• [Challenge]:
Present the following data again exactly as it is shown.

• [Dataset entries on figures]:
________________
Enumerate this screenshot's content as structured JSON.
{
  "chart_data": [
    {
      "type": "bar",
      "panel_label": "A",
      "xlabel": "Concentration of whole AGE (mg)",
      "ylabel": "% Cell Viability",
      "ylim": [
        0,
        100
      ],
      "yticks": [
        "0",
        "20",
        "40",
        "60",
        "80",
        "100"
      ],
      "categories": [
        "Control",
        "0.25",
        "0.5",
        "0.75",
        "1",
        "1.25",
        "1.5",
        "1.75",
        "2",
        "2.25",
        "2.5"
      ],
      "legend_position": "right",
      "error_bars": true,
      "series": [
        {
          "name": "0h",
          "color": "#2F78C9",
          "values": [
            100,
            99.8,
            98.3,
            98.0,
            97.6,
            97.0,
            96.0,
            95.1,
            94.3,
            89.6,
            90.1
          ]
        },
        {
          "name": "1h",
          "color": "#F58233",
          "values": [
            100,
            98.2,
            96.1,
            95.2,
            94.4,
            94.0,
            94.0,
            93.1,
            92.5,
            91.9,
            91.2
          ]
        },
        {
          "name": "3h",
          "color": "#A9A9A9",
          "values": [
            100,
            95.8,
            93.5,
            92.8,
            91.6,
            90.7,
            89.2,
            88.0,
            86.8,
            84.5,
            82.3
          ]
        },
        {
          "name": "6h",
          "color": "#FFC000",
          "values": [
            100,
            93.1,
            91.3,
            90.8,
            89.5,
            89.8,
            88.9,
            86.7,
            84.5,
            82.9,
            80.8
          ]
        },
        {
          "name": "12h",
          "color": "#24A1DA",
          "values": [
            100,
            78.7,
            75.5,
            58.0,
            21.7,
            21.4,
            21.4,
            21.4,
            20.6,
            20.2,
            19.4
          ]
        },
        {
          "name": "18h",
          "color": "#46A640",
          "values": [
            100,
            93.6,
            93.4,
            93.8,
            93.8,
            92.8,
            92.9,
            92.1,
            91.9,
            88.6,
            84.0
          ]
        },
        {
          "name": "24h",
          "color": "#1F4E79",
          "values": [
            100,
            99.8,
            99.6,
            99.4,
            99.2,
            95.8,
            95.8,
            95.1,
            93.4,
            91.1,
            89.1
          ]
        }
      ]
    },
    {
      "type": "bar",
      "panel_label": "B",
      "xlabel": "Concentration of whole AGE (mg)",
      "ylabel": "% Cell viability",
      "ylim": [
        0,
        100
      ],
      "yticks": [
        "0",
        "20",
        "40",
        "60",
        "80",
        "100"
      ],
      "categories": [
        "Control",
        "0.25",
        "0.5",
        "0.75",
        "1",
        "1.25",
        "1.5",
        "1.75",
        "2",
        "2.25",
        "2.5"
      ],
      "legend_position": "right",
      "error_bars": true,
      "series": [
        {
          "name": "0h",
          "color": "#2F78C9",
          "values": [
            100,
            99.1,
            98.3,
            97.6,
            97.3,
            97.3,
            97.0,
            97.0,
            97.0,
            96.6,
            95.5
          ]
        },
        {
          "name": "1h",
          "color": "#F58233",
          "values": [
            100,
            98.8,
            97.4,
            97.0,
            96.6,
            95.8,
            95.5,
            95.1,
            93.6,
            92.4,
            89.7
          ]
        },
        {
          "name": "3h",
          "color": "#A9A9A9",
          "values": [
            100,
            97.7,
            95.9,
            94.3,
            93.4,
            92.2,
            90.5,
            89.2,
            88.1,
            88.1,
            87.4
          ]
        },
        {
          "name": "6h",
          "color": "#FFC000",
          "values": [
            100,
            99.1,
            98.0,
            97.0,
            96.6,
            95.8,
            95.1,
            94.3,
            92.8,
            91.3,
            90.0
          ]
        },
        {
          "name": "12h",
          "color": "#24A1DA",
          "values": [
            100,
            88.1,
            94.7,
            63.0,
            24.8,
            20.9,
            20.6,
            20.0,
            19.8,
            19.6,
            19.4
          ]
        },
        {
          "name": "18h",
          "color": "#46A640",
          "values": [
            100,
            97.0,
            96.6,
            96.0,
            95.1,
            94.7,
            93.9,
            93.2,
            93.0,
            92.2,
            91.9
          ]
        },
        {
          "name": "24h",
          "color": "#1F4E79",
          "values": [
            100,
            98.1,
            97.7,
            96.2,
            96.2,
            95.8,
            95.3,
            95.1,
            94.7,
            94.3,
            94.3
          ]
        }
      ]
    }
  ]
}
________________
• [Solved problem]:
Enumerate this screenshot's content as structured JSON.
{
  "chart_data": [
    {
      "type": "bar",
      "panel_label": "A",
      "xlabel": "Concentration of whole AGE (mg)",
      "ylabel": "% Cell Viability",
      "ylim": [
        0,
        100
      ],
      "yticks": [
        "0",
        "20",
        "40",
        "60",
        "80",
        "100"
      ],
      "categories": [
        "Control",
        "0.25",
        "0.5",
        "0.75",
        "1",
        "1.25",
        "1.5",
        "1.75",
        "2",
        "2.25",
        "2.5"
      ],
      "legend_position": "right",
      "error_bars": true,
      "series": [
        {
          "name": "0h",
          "color": "#2F78C9",
          "values": [
            100,
            99.8,
            98.3,
            98.0,
            97.6,
            97.0,
            96.0,
            95.1,
            94.3,
            89.6,
            90.1
          ]
        },
        {
          "name": "1h",
          "color": "#F58233",
          "values": [
            100,
            98.2,
            96.1,
            95.2,
            94.4,
            94.0,
            94.0,
            93.1,
            92.5,
            91.9,
            91.2
          ]
        },
        {
          "name": "3h",
          "color": "#A9A9A9",
          "values": [
            100,
            95.8,
            93.5,
            92.8,
            91.6,
            90.7,
            89.2,
            88.0,
            86.8,
            84.5,
            82.3
          ]
        },
        {
          "name": "6h",
          "color": "#FFC000",
          "values": [
            100,
            93.1,
            91.3,
            90.8,
            89.5,
            89.8,
            88.9,
            86.7,
            84.5,
            82.9,
            80.8
          ]
        },
        {
          "name": "12h",
          "color": "#24A1DA",
          "values": [
            100,
            78.7,
            75.5,
            58.0,
            21.7,
            21.4,
            21.4,
            21.4,
            20.6,
            20.2,
            19.4
          ]
        },
        {
          "name": "18h",
          "color": "#46A640",
          "values": [
            100,
            93.6,
            93.4,
            93.8,
            93.8,
            92.8,
            92.9,
            92.1,
            91.9,
            88.6,
            84.0
          ]
        },
        {
          "name": "24h",
          "color": "#1F4E79",
          "values": [
            100,
            99.8,
            99.6,
            99.4,
            99.2,
            95.8,
            95.8,
            95.1,
            93.4,
            91.1,
            89.1
          ]
        }
      ]
    },
    {
      "type": "bar",
      "panel_label": "B",
      "xlabel": "Concentration of whole AGE (mg)",
      "ylabel": "% Cell viability",
      "ylim": [
        0,
        100
      ],
      "yticks": [
        "0",
        "20",
        "40",
        "60",
        "80",
        "100"
      ],
      "categories": [
        "Control",
        "0.25",
        "0.5",
        "0.75",
        "1",
        "1.25",
        "1.5",
        "1.75",
        "2",
        "2.25",
        "2.5"
      ],
      "legend_position": "right",
      "error_bars": true,
      "series": [
        {
          "name": "0h",
          "color": "#2F78C9",
          "values": [
            100,
            99.1,
            98.3,
            97.6,
            97.3,
            97.3,
            97.0,
            97.0,
            97.0,
            96.6,
            95.5
          ]
        },
        {
          "name": "1h",
          "color": "#F58233",
          "values": [
            100,
            98.8,
            97.4,
            97.0,
            96.6,
            95.8,
            95.5,
            95.1,
            93.6,
            92.4,
            89.7
          ]
        },
        {
          "name": "3h",
          "color": "#A9A9A9",
          "values": [
            100,
            97.7,
            95.9,
            94.3,
            93.4,
            92.2,
            90.5,
            89.2,
            88.1,
            88.1,
            87.4
          ]
        },
        {
          "name": "6h",
          "color": "#FFC000",
          "values": [
            100,
            99.1,
            98.0,
            97.0,
            96.6,
            95.8,
            95.1,
            94.3,
            92.8,
            91.3,
            90.0
          ]
        },
        {
          "name": "12h",
          "color": "#24A1DA",
          "values": [
            100,
            88.1,
            94.7,
            63.0,
            24.8,
            20.9,
            20.6,
            20.0,
            19.8,
            19.6,
            19.4
          ]
        },
        {
          "name": "18h",
          "color": "#46A640",
          "values": [
            100,
            97.0,
            96.6,
            96.0,
            95.1,
            94.7,
            93.9,
            93.2,
            93.0,
            92.2,
            91.9
          ]
        },
        {
          "name": "24h",
          "color": "#1F4E79",
          "values": [
            100,
            98.1,
            97.7,
            96.2,
            96.2,
            95.8,
            95.3,
            95.1,
            94.7,
            94.3,
            94.3
          ]
        }
      ]
    }
  ]
}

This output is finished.